* Begin Dataset excerpts *

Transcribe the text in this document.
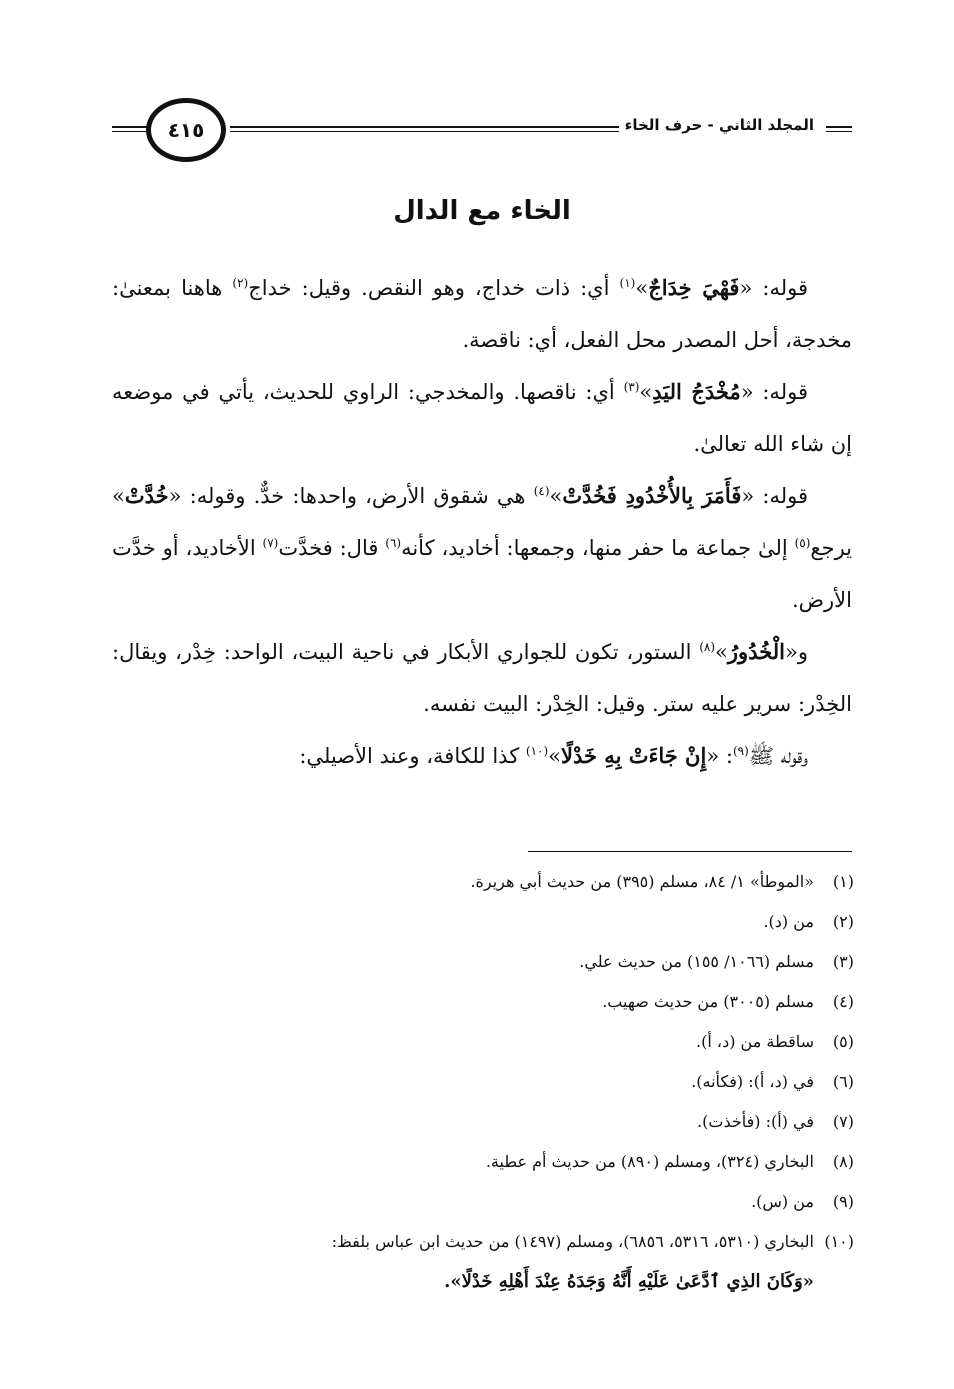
٤١٥	المجلد الثاني - حرف الخاء
الخاء مع الدال

قوله: «فَهْيَ خِدَاجٌ»$^{(١)}$ أي: ذات خداج، وهو النقص. وقيل: خداج$^{(٢)}$ هاهنا بمعنىٰ: مخدجة، أحل المصدر محل الفعل، أي: ناقصة.

قوله: «مُخْدَجُ اليَدِ»$^{(٣)}$ أي: ناقصها. والمخدجي: الراوي للحديث، يأتي في موضعه إن شاء الله تعالىٰ.

قوله: «فَأَمَرَ بِالأُخْدُودِ فَخُدَّتْ»$^{(٤)}$ هي شقوق الأرض، واحدها: خدٌّ. وقوله: «خُدَّتْ» يرجع$^{(٥)}$ إلىٰ جماعة ما حفر منها، وجمعها: أخاديد، كأنه$^{(٦)}$ قال: فخدَّت$^{(٧)}$ الأخاديد، أو خدَّت الأرض.

و«الْخُدُورُ»$^{(٨)}$ الستور، تكون للجواري الأبكار في ناحية البيت، الواحد: خِدْر، ويقال: الخِدْر: سرير عليه ستر. وقيل: الخِدْر: البيت نفسه.

وقوله ﷺ$^{(٩)}$: «إِنْ جَاءَتْ بِهِ خَدْلًا»$^{(١٠)}$ كذا للكافة، وعند الأصيلي:

(١)
«الموطأ» ١/ ٨٤، مسلم (٣٩٥) من حديث أبي هريرة.
(٢)
من (د).
(٣)
مسلم (١٠٦٦/ ١٥٥) من حديث علي.
(٤)
مسلم (٣٠٠٥) من حديث صهيب.
(٥)
ساقطة من (د، أ).
(٦)
في (د، أ): (فكأنه).
(٧)
في (أ): (فأخذت).
(٨)
البخاري (٣٢٤)، ومسلم (٨٩٠) من حديث أم عطية.
(٩)
من (س).
(١٠)
البخاري (٥٣١٠، ٥٣١٦، ٦٨٥٦)، ومسلم (١٤٩٧) من حديث ابن عباس بلفظ:
«وَكَانَ الذِي ٱدَّعَىٰ عَلَيْهِ أَنَّهُ وَجَدَهُ عِنْدَ أَهْلِهِ خَدْلًا».
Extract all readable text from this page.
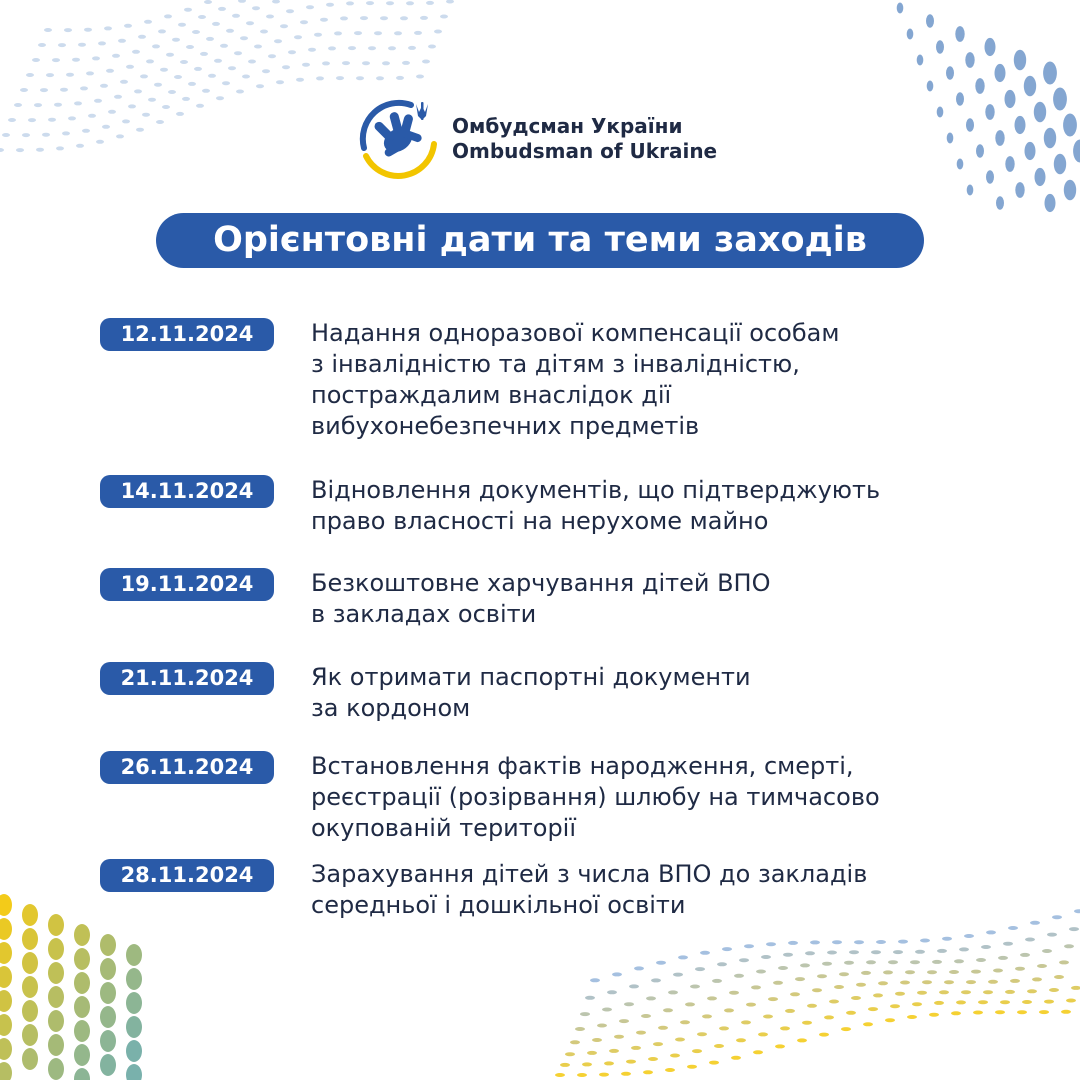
Омбудсман України
Ombudsman of Ukraine
Орієнтовні дати та теми заходів
12.11.2024	Надання одноразової компенсації особам
з інвалідністю та дітям з інвалідністю,
постраждалим внаслідок дії
вибухонебезпечних предметів
14.11.2024	Відновлення документів, що підтверджують
право власності на нерухоме майно
19.11.2024	Безкоштовне харчування дітей ВПО
в закладах освіти
21.11.2024	Як отримати паспортні документи
за кордоном
26.11.2024	Встановлення фактів народження, смерті,
реєстрації (розірвання) шлюбу на тимчасово
окупованій території
28.11.2024	Зарахування дітей з числа ВПО до закладів
середньої і дошкільної освіти
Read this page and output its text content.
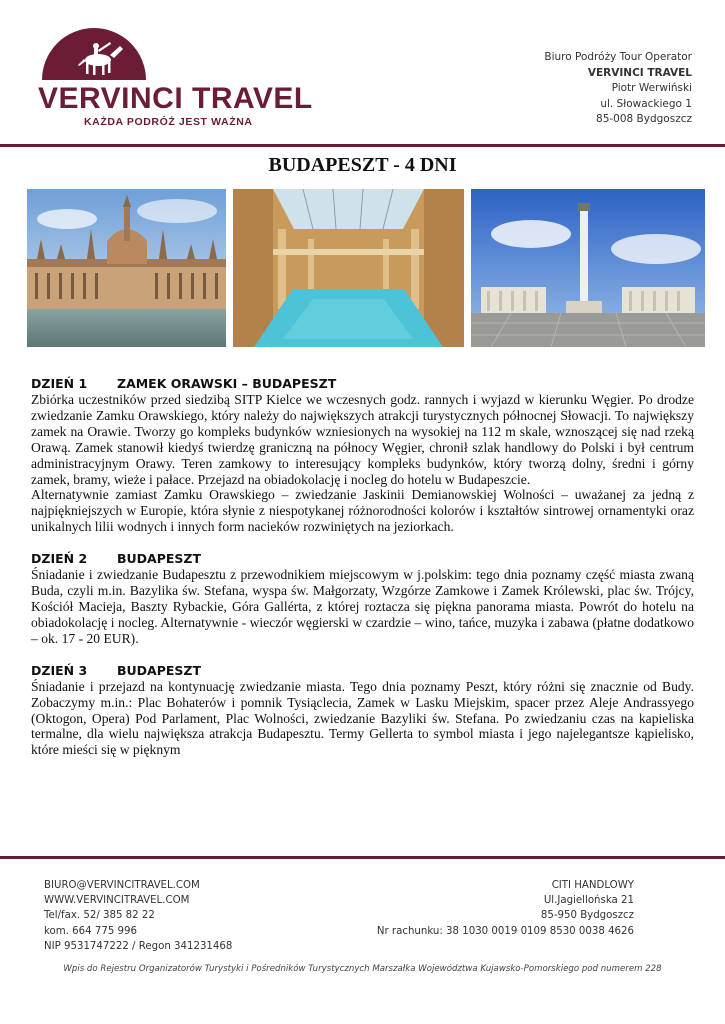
VERVINCI TRAVEL
KAŻDA PODRÓŻ JEST WAŻNA
Biuro Podróży Tour Operator
VERVINCI TRAVEL
Piotr Werwiński
ul. Słowackiego 1
85-008 Bydgoszcz
BUDAPESZT - 4 DNI

DZIEŃ 1 ZAMEK ORAWSKI – BUDAPESZT

Zbiórka uczestników przed siedzibą SITP Kielce we wczesnych godz. rannych i wyjazd w kierunku Węgier. Po drodze zwiedzanie Zamku Orawskiego, który należy do największych atrakcji turystycznych północnej Słowacji. To największy zamek na Orawie. Tworzy go kompleks budynków wzniesionych na wysokiej na 112 m skale, wznoszącej się nad rzeką Orawą. Zamek stanowił kiedyś twierdzę graniczną na północy Węgier, chronił szlak handlowy do Polski i był centrum administracyjnym Orawy. Teren zamkowy to interesujący kompleks budynków, który tworzą dolny, średni i górny zamek, bramy, wieże i pałace. Przejazd na obiadokolację i nocleg do hotelu w Budapeszcie.

Alternatywnie zamiast Zamku Orawskiego – zwiedzanie Jaskinii Demianowskiej Wolności – uważanej za jedną z najpiękniejszych w Europie, która słynie z niespotykanej różnorodności kolorów i kształtów sintrowej ornamentyki oraz unikalnych lilii wodnych i innych form nacieków rozwiniętych na jeziorkach.

DZIEŃ 2 BUDAPESZT

Śniadanie i zwiedzanie Budapesztu z przewodnikiem miejscowym w j.polskim: tego dnia poznamy część miasta zwaną Buda, czyli m.in. Bazylika św. Stefana, wyspa św. Małgorzaty, Wzgórze Zamkowe i Zamek Królewski, plac św. Trójcy, Kościół Macieja, Baszty Rybackie, Góra Gallérta, z której roztacza się piękna panorama miasta. Powrót do hotelu na obiadokolację i nocleg. Alternatywnie - wieczór węgierski w czardzie – wino, tańce, muzyka i zabawa (płatne dodatkowo – ok. 17 - 20 EUR).

DZIEŃ 3 BUDAPESZT

Śniadanie i przejazd na kontynuację zwiedzanie miasta. Tego dnia poznamy Peszt, który różni się znacznie od Budy. Zobaczymy m.in.: Plac Bohaterów i pomnik Tysiąclecia, Zamek w Lasku Miejskim, spacer przez Aleje Andrassyego (Oktogon, Opera) Pod Parlament, Plac Wolności, zwiedzanie Bazyliki św. Stefana. Po zwiedzaniu czas na kapieliska termalne, dla wielu największa atrakcja Budapesztu. Termy Gellerta to symbol miasta i jego najelegantsze kąpielisko, które mieści się w pięknym

BIURO@VERVINCITRAVEL.COM
WWW.VERVINCITRAVEL.COM
Tel/fax. 52/ 385 82 22
kom. 664 775 996
NIP 9531747222 / Regon 341231468
CITI HANDLOWY
Ul.Jagiellońska 21
85-950 Bydgoszcz
Nr rachunku: 38 1030 0019 0109 8530 0038 4626
Wpis do Rejestru Organizatorów Turystyki i Pośredników Turystycznych Marszałka Województwa Kujawsko-Pomorskiego pod numerem 228
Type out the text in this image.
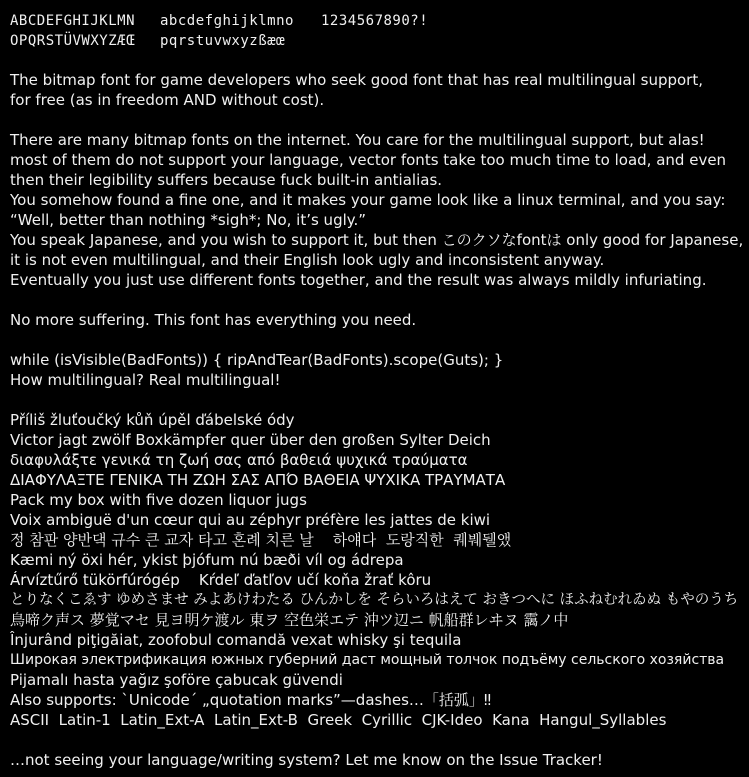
ABCDEFGHIJKLMN
OPQRSTÜVWXYZÆŒ
abcdefghijklmno
pqrstuvwxyzßæœ
1234567890?!
The bitmap font for game developers who seek good font that has real multilingual support,
for free (as in freedom AND without cost).
There are many bitmap fonts on the internet. You care for the multilingual support, but alas!
most of them do not support your language, vector fonts take too much time to load, and even
then their legibility suffers because fuck built-in antialias.
You somehow found a fine one, and it makes your game look like a linux terminal, and you say:
“Well, better than nothing *sigh*; No, it’s ugly.”
You speak Japanese, and you wish to support it, but then このクソなfontは only good for Japanese,
it is not even multilingual, and their English look ugly and inconsistent anyway.
Eventually you just use different fonts together, and the result was always mildly infuriating.
No more suffering. This font has everything you need.
while (isVisible(BadFonts)) { ripAndTear(BadFonts).scope(Guts); }
How multilingual? Real multilingual!
Příliš žluťoučký kůň úpěl ďábelské ódy
Victor jagt zwölf Boxkämpfer quer über den großen Sylter Deich
διαφυλάξτε γενικά τη ζωή σας από βαθειά ψυχικά τραύματα
ΔΙΑΦΥΛΑΞΤΕ ΓΕΝΙΚΑ ΤΗ ΖΩΗ ΣΑΣ ΑΠΌ ΒΑΘΕΙΑ ΨΥΧΙΚΑ ΤΡΑΥΜΑΤΑ
Pack my box with five dozen liquor jugs
Voix ambiguë d'un cœur qui au zéphyr préfère les jattes de kiwi
정 참판 양반댁 규수 큰 교자 타고 혼례 치른 날    하얘다  도랑직한  퀘붸뒐앴
Kæmi ný öxi hér, ykist þjófum nú bæði víl og ádrepa
Árvíztűrő tükörfúrógép    Kŕdeľ ďatľov učí koňa žrať kôru
とりなくこゑす ゆめさませ みよあけわたる ひんかしを そらいろはえて おきつへに ほふねむれゐぬ もやのうち
鳥啼ク声ス 夢覚マセ 見ヨ明ケ渡ル 東ヲ 空色栄エテ 沖ツ辺ニ 帆船群レヰヌ 靄ノ中
Înjurând piţigăiat, zoofobul comandă vexat whisky şi tequila
Широкая электрификация южных губерний даст мощный толчок подъёму сельского хозяйства
Pijamalı hasta yağız şoföre çabucak güvendi
Also supports: `Unicode´ „quotation marks”—dashes…「括弧」‼
ASCII  Latin-1  Latin_Ext-A  Latin_Ext-B  Greek  Cyrillic  CJK-Ideo  Kana  Hangul_Syllables
…not seeing your language/writing system? Let me know on the Issue Tracker!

* End Dataset excerpts *

Looking at the entries above, state how many lines contain "ugly"; give the number alone.

2